(Records from a collection of figures)
____________________

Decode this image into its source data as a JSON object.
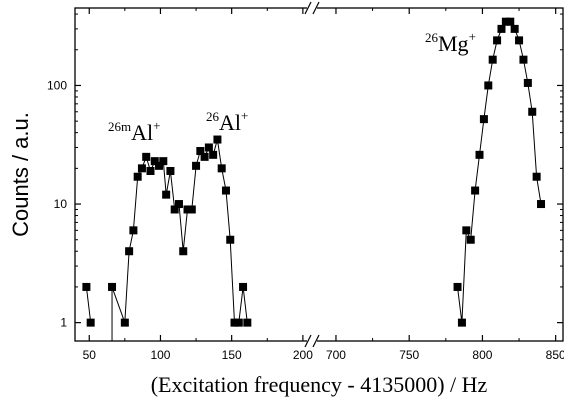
{
  "chart_data": {
    "type": "scatter",
    "ylabel": "Counts / a.u.",
    "xlabel": "(Excitation frequency - 4135000) / Hz",
    "yscale": "log",
    "ylim": [
      0.7,
      450
    ],
    "x_axis_break": {
      "segment1": [
        40,
        205
      ],
      "segment2": [
        685,
        855
      ]
    },
    "x_ticks_segment1": [
      "50",
      "100",
      "150",
      "200"
    ],
    "x_ticks_segment2": [
      "700",
      "750",
      "800",
      "850"
    ],
    "y_ticks": [
      "1",
      "10",
      "100"
    ],
    "marker": "square",
    "line": true,
    "annotations": [
      {
        "label": "Al",
        "mass": "26m",
        "charge": "+",
        "near_x": 85
      },
      {
        "label": "Al",
        "mass": "26",
        "charge": "+",
        "near_x": 135
      },
      {
        "label": "Mg",
        "mass": "26",
        "charge": "+",
        "near_x": 807
      }
    ],
    "series": [
      {
        "points": [
          [
            48,
            2
          ],
          [
            51,
            1
          ],
          [
            66,
            2
          ],
          [
            75,
            1
          ],
          [
            78,
            4
          ],
          [
            81,
            6
          ],
          [
            84,
            17
          ],
          [
            87,
            20
          ],
          [
            90,
            25
          ],
          [
            93,
            19
          ],
          [
            96,
            23
          ],
          [
            99,
            21
          ],
          [
            102,
            23
          ],
          [
            104,
            12
          ],
          [
            107,
            19
          ],
          [
            110,
            9
          ],
          [
            113,
            10
          ],
          [
            116,
            4
          ],
          [
            119,
            9
          ],
          [
            122,
            9
          ],
          [
            125,
            21
          ],
          [
            128,
            28
          ],
          [
            131,
            25
          ],
          [
            134,
            30
          ],
          [
            137,
            26
          ],
          [
            140,
            35
          ],
          [
            143,
            20
          ],
          [
            146,
            13
          ],
          [
            149,
            5
          ],
          [
            152,
            1
          ],
          [
            155,
            1
          ],
          [
            158,
            2
          ],
          [
            161,
            1
          ],
          [
            783,
            2
          ],
          [
            786,
            1
          ],
          [
            789,
            6
          ],
          [
            792,
            5
          ],
          [
            795,
            13
          ],
          [
            798,
            26
          ],
          [
            801,
            52
          ],
          [
            804,
            100
          ],
          [
            807,
            165
          ],
          [
            810,
            240
          ],
          [
            813,
            300
          ],
          [
            816,
            345
          ],
          [
            819,
            345
          ],
          [
            822,
            300
          ],
          [
            825,
            240
          ],
          [
            828,
            165
          ],
          [
            831,
            105
          ],
          [
            834,
            60
          ],
          [
            837,
            17
          ],
          [
            840,
            10
          ]
        ],
        "gap_after_x": 51
      }
    ]
  }
}
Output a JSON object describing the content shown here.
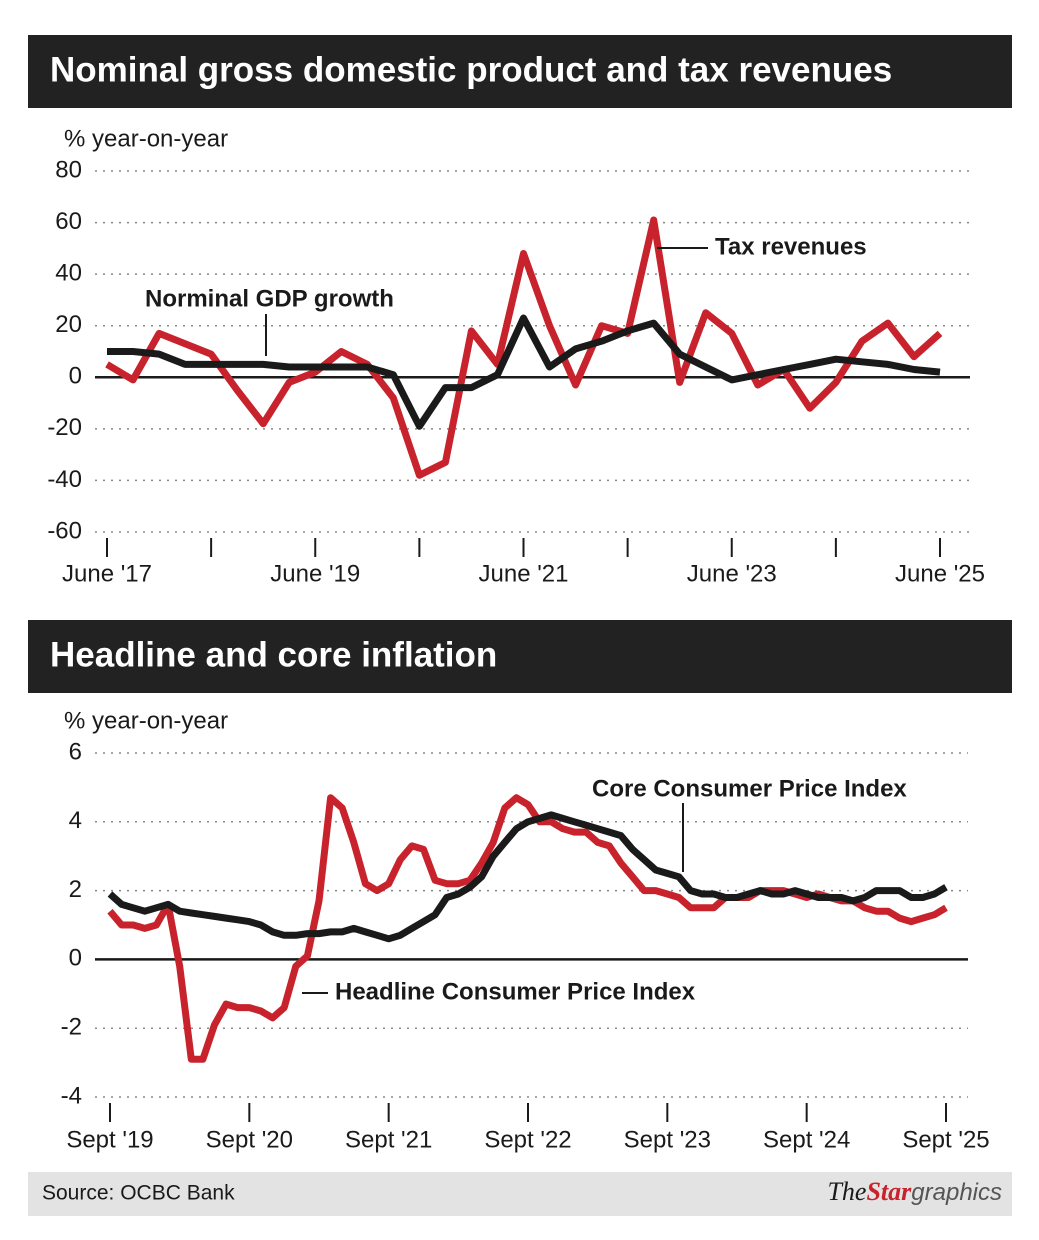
{
  "chart_data": [
    {
      "type": "line",
      "title": "Nominal gross domestic product and tax revenues",
      "y_label": "% year-on-year",
      "categories": [
        "June '17",
        null,
        null,
        null,
        null,
        null,
        null,
        null,
        "June '19",
        null,
        null,
        null,
        null,
        null,
        null,
        null,
        "June '21",
        null,
        null,
        null,
        null,
        null,
        null,
        null,
        "June '23",
        null,
        null,
        null,
        null,
        null,
        null,
        null,
        "June '25"
      ],
      "series": [
        {
          "name": "Tax revenues",
          "color": "#c8232c",
          "values": [
            5,
            -1,
            17,
            13,
            9,
            -5,
            -18,
            -2,
            2,
            10,
            5,
            -8,
            -38,
            -33,
            18,
            5,
            48,
            20,
            -3,
            20,
            17,
            61,
            -2,
            25,
            17,
            -3,
            3,
            -12,
            -2,
            14,
            21,
            8,
            17
          ]
        },
        {
          "name": "Norminal GDP growth",
          "color": "#1a1a1a",
          "values": [
            10,
            10,
            9,
            5,
            5,
            5,
            5,
            4,
            4,
            4,
            4,
            1,
            -19,
            -4,
            -4,
            1,
            23,
            4,
            11,
            14,
            18,
            21,
            9,
            4,
            -1,
            1,
            3,
            5,
            7,
            6,
            5,
            3,
            2
          ]
        }
      ],
      "ylim": [
        -60,
        80
      ],
      "yticks": [
        -60,
        -40,
        -20,
        0,
        20,
        40,
        60,
        80
      ],
      "grid": true
    },
    {
      "type": "line",
      "title": "Headline and core inflation",
      "y_label": "% year-on-year",
      "categories": [
        "Sept '19",
        null,
        null,
        null,
        null,
        null,
        null,
        null,
        null,
        null,
        null,
        null,
        "Sept '20",
        null,
        null,
        null,
        null,
        null,
        null,
        null,
        null,
        null,
        null,
        null,
        "Sept '21",
        null,
        null,
        null,
        null,
        null,
        null,
        null,
        null,
        null,
        null,
        null,
        "Sept '22",
        null,
        null,
        null,
        null,
        null,
        null,
        null,
        null,
        null,
        null,
        null,
        "Sept '23",
        null,
        null,
        null,
        null,
        null,
        null,
        null,
        null,
        null,
        null,
        null,
        "Sept '24",
        null,
        null,
        null,
        null,
        null,
        null,
        null,
        null,
        null,
        null,
        null,
        "Sept '25"
      ],
      "series": [
        {
          "name": "Headline Consumer Price Index",
          "color": "#c8232c",
          "values": [
            1.4,
            1.0,
            1.0,
            0.9,
            1.0,
            1.6,
            -0.2,
            -2.9,
            -2.9,
            -1.9,
            -1.3,
            -1.4,
            -1.4,
            -1.5,
            -1.7,
            -1.4,
            -0.2,
            0.1,
            1.7,
            4.7,
            4.4,
            3.4,
            2.2,
            2.0,
            2.2,
            2.9,
            3.3,
            3.2,
            2.3,
            2.2,
            2.2,
            2.3,
            2.8,
            3.4,
            4.4,
            4.7,
            4.5,
            4.0,
            4.0,
            3.8,
            3.7,
            3.7,
            3.4,
            3.3,
            2.8,
            2.4,
            2.0,
            2.0,
            1.9,
            1.8,
            1.5,
            1.5,
            1.5,
            1.8,
            1.8,
            1.8,
            2.0,
            2.0,
            2.0,
            1.9,
            1.8,
            1.9,
            1.8,
            1.7,
            1.7,
            1.5,
            1.4,
            1.4,
            1.2,
            1.1,
            1.2,
            1.3,
            1.5
          ]
        },
        {
          "name": "Core Consumer Price Index",
          "color": "#1a1a1a",
          "values": [
            1.9,
            1.6,
            1.5,
            1.4,
            1.5,
            1.6,
            1.4,
            1.35,
            1.3,
            1.25,
            1.2,
            1.15,
            1.1,
            1.0,
            0.8,
            0.7,
            0.7,
            0.75,
            0.75,
            0.8,
            0.8,
            0.9,
            0.8,
            0.7,
            0.6,
            0.7,
            0.9,
            1.1,
            1.3,
            1.8,
            1.9,
            2.1,
            2.4,
            3.0,
            3.4,
            3.8,
            4.0,
            4.1,
            4.2,
            4.1,
            4.0,
            3.9,
            3.8,
            3.7,
            3.6,
            3.2,
            2.9,
            2.6,
            2.5,
            2.4,
            2.0,
            1.9,
            1.9,
            1.8,
            1.8,
            1.9,
            2.0,
            1.9,
            1.9,
            2.0,
            1.9,
            1.8,
            1.8,
            1.8,
            1.7,
            1.8,
            2.0,
            2.0,
            2.0,
            1.8,
            1.8,
            1.9,
            2.1
          ]
        }
      ],
      "ylim": [
        -4,
        6
      ],
      "yticks": [
        -4,
        -2,
        0,
        2,
        4,
        6
      ],
      "grid": true
    }
  ],
  "source": "Source: OCBC Bank",
  "credit": {
    "the": "The",
    "star": "Star",
    "graphics": "graphics"
  }
}
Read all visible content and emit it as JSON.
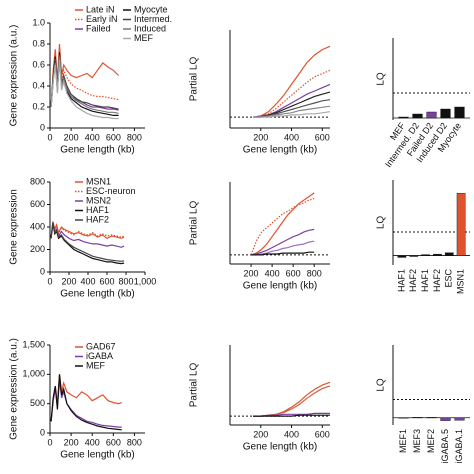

____________________

§ **Problem to work on**
Retype each entry precisely. Skip images entirely.

§ **Result for this task**
Decode this image into its source data as a JSON object.
{
  "chart_data": {
    "type": "scatter",
    "ylabel": "Counts / a.u.",
    "xlabel": "(Excitation frequency - 4135000) / Hz",
    "yscale": "log",
    "ylim": [
      0.7,
      450
    ],
    "x_axis_break": {
      "segment1": [
        40,
        205
      ],
      "segment2": [
        685,
        855
      ]
    },
    "x_ticks_segment1": [
      "50",
      "100",
      "150",
      "200"
    ],
    "x_ticks_segment2": [
      "700",
      "750",
      "800",
      "850"
    ],
    "y_ticks": [
      "1",
      "10",
      "100"
    ],
    "marker": "square",
    "line": true,
    "annotations": [
      {
        "label": "Al",
        "mass": "26m",
        "charge": "+",
        "near_x": 85
      },
      {
        "label": "Al",
        "mass": "26",
        "charge": "+",
        "near_x": 135
      },
      {
        "label": "Mg",
        "mass": "26",
        "charge": "+",
        "near_x": 807
      }
    ],
    "series": [
      {
        "points": [
          [
            48,
            2
          ],
          [
            51,
            1
          ],
          [
            66,
            2
          ],
          [
            75,
            1
          ],
          [
            78,
            4
          ],
          [
            81,
            6
          ],
          [
            84,
            17
          ],
          [
            87,
            20
          ],
          [
            90,
            25
          ],
          [
            93,
            19
          ],
          [
            96,
            23
          ],
          [
            99,
            21
          ],
          [
            102,
            23
          ],
          [
            104,
            12
          ],
          [
            107,
            19
          ],
          [
            110,
            9
          ],
          [
            113,
            10
          ],
          [
            116,
            4
          ],
          [
            119,
            9
          ],
          [
            122,
            9
          ],
          [
            125,
            21
          ],
          [
            128,
            28
          ],
          [
            131,
            25
          ],
          [
            134,
            30
          ],
          [
            137,
            26
          ],
          [
            140,
            35
          ],
          [
            143,
            20
          ],
          [
            146,
            13
          ],
          [
            149,
            5
          ],
          [
            152,
            1
          ],
          [
            155,
            1
          ],
          [
            158,
            2
          ],
          [
            161,
            1
          ],
          [
            783,
            2
          ],
          [
            786,
            1
          ],
          [
            789,
            6
          ],
          [
            792,
            5
          ],
          [
            795,
            13
          ],
          [
            798,
            26
          ],
          [
            801,
            52
          ],
          [
            804,
            100
          ],
          [
            807,
            165
          ],
          [
            810,
            240
          ],
          [
            813,
            300
          ],
          [
            816,
            345
          ],
          [
            819,
            345
          ],
          [
            822,
            300
          ],
          [
            825,
            240
          ],
          [
            828,
            165
          ],
          [
            831,
            105
          ],
          [
            834,
            60
          ],
          [
            837,
            17
          ],
          [
            840,
            10
          ]
        ],
        "gap_after_x": 51
      }
    ]
  }
}
Output a JSON object describing the content shown here.
{
  "chart_data": [
    {
      "type": "line",
      "title": "Nominal gross domestic product and tax revenues",
      "y_label": "% year-on-year",
      "categories": [
        "June '17",
        null,
        null,
        null,
        null,
        null,
        null,
        null,
        "June '19",
        null,
        null,
        null,
        null,
        null,
        null,
        null,
        "June '21",
        null,
        null,
        null,
        null,
        null,
        null,
        null,
        "June '23",
        null,
        null,
        null,
        null,
        null,
        null,
        null,
        "June '25"
      ],
      "series": [
        {
          "name": "Tax revenues",
          "color": "#c8232c",
          "values": [
            5,
            -1,
            17,
            13,
            9,
            -5,
            -18,
            -2,
            2,
            10,
            5,
            -8,
            -38,
            -33,
            18,
            5,
            48,
            20,
            -3,
            20,
            17,
            61,
            -2,
            25,
            17,
            -3,
            3,
            -12,
            -2,
            14,
            21,
            8,
            17
          ]
        },
        {
          "name": "Norminal GDP growth",
          "color": "#1a1a1a",
          "values": [
            10,
            10,
            9,
            5,
            5,
            5,
            5,
            4,
            4,
            4,
            4,
            1,
            -19,
            -4,
            -4,
            1,
            23,
            4,
            11,
            14,
            18,
            21,
            9,
            4,
            -1,
            1,
            3,
            5,
            7,
            6,
            5,
            3,
            2
          ]
        }
      ],
      "ylim": [
        -60,
        80
      ],
      "yticks": [
        -60,
        -40,
        -20,
        0,
        20,
        40,
        60,
        80
      ],
      "grid": true
    },
    {
      "type": "line",
      "title": "Headline and core inflation",
      "y_label": "% year-on-year",
      "categories": [
        "Sept '19",
        null,
        null,
        null,
        null,
        null,
        null,
        null,
        null,
        null,
        null,
        null,
        "Sept '20",
        null,
        null,
        null,
        null,
        null,
        null,
        null,
        null,
        null,
        null,
        null,
        "Sept '21",
        null,
        null,
        null,
        null,
        null,
        null,
        null,
        null,
        null,
        null,
        null,
        "Sept '22",
        null,
        null,
        null,
        null,
        null,
        null,
        null,
        null,
        null,
        null,
        null,
        "Sept '23",
        null,
        null,
        null,
        null,
        null,
        null,
        null,
        null,
        null,
        null,
        null,
        "Sept '24",
        null,
        null,
        null,
        null,
        null,
        null,
        null,
        null,
        null,
        null,
        null,
        "Sept '25"
      ],
      "series": [
        {
          "name": "Headline Consumer Price Index",
          "color": "#c8232c",
          "values": [
            1.4,
            1.0,
            1.0,
            0.9,
            1.0,
            1.6,
            -0.2,
            -2.9,
            -2.9,
            -1.9,
            -1.3,
            -1.4,
            -1.4,
            -1.5,
            -1.7,
            -1.4,
            -0.2,
            0.1,
            1.7,
            4.7,
            4.4,
            3.4,
            2.2,
            2.0,
            2.2,
            2.9,
            3.3,
            3.2,
            2.3,
            2.2,
            2.2,
            2.3,
            2.8,
            3.4,
            4.4,
            4.7,
            4.5,
            4.0,
            4.0,
            3.8,
            3.7,
            3.7,
            3.4,
            3.3,
            2.8,
            2.4,
            2.0,
            2.0,
            1.9,
            1.8,
            1.5,
            1.5,
            1.5,
            1.8,
            1.8,
            1.8,
            2.0,
            2.0,
            2.0,
            1.9,
            1.8,
            1.9,
            1.8,
            1.7,
            1.7,
            1.5,
            1.4,
            1.4,
            1.2,
            1.1,
            1.2,
            1.3,
            1.5
          ]
        },
        {
          "name": "Core Consumer Price Index",
          "color": "#1a1a1a",
          "values": [
            1.9,
            1.6,
            1.5,
            1.4,
            1.5,
            1.6,
            1.4,
            1.35,
            1.3,
            1.25,
            1.2,
            1.15,
            1.1,
            1.0,
            0.8,
            0.7,
            0.7,
            0.75,
            0.75,
            0.8,
            0.8,
            0.9,
            0.8,
            0.7,
            0.6,
            0.7,
            0.9,
            1.1,
            1.3,
            1.8,
            1.9,
            2.1,
            2.4,
            3.0,
            3.4,
            3.8,
            4.0,
            4.1,
            4.2,
            4.1,
            4.0,
            3.9,
            3.8,
            3.7,
            3.6,
            3.2,
            2.9,
            2.6,
            2.5,
            2.4,
            2.0,
            1.9,
            1.9,
            1.8,
            1.8,
            1.9,
            2.0,
            1.9,
            1.9,
            2.0,
            1.9,
            1.8,
            1.8,
            1.8,
            1.7,
            1.8,
            2.0,
            2.0,
            2.0,
            1.8,
            1.8,
            1.9,
            2.1
          ]
        }
      ],
      "ylim": [
        -4,
        6
      ],
      "yticks": [
        -4,
        -2,
        0,
        2,
        4,
        6
      ],
      "grid": true
    }
  ],
  "source": "Source: OCBC Bank",
  "credit": {
    "the": "The",
    "star": "Star",
    "graphics": "graphics"
  }
}
Read all visible content and emit it as JSON.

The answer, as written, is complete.